*** Begin section ***
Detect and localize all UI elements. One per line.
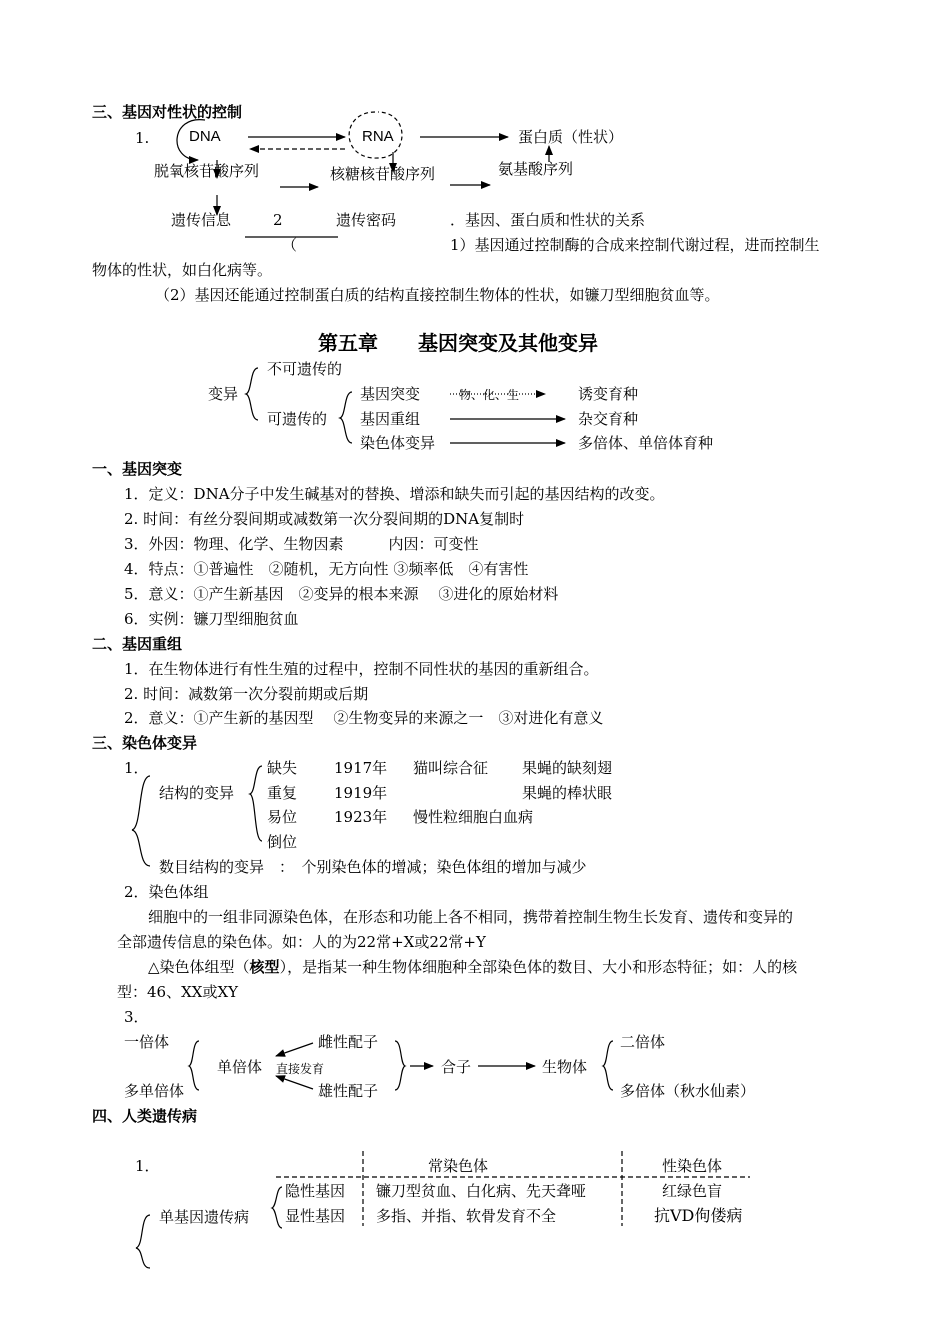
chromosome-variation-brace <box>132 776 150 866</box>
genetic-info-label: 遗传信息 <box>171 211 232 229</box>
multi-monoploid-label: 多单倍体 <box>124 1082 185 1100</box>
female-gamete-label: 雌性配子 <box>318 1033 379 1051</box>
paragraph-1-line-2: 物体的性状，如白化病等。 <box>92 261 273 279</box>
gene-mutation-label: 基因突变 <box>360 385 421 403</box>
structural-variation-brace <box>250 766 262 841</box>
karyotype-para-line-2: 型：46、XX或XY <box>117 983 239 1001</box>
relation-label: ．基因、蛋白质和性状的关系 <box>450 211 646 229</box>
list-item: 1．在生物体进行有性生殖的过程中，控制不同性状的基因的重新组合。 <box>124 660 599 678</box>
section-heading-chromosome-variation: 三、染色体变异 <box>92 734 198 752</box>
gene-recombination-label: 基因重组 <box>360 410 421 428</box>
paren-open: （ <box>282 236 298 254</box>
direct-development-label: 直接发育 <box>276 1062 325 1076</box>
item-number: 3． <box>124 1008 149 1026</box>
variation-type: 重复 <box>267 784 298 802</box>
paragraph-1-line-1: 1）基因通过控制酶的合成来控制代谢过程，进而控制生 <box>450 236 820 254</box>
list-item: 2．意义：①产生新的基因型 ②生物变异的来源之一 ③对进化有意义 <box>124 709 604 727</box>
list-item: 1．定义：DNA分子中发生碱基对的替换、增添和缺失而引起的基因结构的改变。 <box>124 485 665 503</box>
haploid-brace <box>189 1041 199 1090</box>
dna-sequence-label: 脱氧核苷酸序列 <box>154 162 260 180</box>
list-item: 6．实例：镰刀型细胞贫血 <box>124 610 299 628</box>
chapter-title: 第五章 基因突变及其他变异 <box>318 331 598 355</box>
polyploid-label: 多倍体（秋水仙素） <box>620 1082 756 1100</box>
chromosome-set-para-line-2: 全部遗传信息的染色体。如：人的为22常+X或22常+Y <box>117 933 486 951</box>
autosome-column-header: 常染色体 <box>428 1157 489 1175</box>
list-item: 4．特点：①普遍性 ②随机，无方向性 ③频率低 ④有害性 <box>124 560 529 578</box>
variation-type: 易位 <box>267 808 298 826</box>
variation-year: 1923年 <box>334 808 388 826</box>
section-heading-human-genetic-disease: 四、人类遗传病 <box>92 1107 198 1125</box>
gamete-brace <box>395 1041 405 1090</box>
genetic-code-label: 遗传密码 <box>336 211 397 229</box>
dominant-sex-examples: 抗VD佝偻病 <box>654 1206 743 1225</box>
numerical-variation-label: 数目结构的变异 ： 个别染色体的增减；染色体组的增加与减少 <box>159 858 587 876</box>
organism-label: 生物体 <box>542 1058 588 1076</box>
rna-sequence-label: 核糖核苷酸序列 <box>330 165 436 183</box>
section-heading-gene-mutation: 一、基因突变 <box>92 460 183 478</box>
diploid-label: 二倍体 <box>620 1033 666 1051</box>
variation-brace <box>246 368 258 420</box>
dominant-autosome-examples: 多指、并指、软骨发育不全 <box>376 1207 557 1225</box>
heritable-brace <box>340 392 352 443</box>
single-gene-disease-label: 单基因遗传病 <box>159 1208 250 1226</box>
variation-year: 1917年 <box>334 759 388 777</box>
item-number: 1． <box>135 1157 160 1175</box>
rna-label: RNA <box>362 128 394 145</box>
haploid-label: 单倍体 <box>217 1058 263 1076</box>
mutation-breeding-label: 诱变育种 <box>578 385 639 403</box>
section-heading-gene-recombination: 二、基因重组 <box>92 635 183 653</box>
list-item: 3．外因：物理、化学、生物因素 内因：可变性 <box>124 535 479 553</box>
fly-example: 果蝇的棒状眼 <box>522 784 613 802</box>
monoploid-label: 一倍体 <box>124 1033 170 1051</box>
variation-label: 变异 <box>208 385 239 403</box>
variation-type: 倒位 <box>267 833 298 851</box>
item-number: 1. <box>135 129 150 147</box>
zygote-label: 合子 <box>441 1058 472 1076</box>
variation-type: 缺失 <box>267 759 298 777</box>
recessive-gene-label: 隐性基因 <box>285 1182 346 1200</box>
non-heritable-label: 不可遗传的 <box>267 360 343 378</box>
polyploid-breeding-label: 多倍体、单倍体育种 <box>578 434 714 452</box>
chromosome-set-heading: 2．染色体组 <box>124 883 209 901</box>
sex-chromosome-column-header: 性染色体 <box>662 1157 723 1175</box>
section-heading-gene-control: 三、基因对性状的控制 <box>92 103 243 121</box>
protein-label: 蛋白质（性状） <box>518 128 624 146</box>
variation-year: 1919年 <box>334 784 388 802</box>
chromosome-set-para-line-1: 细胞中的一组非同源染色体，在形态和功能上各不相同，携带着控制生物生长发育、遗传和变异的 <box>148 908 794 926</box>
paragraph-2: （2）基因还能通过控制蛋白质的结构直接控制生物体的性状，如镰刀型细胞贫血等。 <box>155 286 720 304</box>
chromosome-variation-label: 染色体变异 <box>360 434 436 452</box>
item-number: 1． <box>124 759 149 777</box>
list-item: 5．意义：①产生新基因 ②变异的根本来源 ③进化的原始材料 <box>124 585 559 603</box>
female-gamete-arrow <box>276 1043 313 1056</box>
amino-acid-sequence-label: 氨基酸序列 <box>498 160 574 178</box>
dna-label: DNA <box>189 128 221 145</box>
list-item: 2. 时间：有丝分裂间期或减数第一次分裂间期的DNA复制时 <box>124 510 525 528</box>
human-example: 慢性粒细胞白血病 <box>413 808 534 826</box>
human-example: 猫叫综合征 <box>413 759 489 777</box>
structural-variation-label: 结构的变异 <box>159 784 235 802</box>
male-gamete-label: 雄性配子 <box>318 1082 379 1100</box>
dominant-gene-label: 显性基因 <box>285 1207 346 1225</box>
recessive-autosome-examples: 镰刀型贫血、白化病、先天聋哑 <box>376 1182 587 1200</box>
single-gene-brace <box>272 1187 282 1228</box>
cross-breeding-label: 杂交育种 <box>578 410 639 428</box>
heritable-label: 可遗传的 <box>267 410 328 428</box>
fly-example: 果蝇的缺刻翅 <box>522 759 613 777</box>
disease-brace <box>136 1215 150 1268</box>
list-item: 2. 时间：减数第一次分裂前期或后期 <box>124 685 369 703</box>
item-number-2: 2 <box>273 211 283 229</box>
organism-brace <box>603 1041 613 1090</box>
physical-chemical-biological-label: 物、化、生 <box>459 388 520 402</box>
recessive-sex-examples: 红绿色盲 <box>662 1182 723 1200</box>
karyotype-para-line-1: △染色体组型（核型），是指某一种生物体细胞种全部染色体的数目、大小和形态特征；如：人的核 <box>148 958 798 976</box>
*** End section ***
== Your objective ==
Locate the string "polyploid" in the listing above and copy every line where it occurs.

== Expected answer ==
polyploid-label: 多倍体（秋水仙素） <box>620 1082 756 1100</box>
polyploid-breeding-label: 多倍体、单倍体育种 <box>578 434 714 452</box>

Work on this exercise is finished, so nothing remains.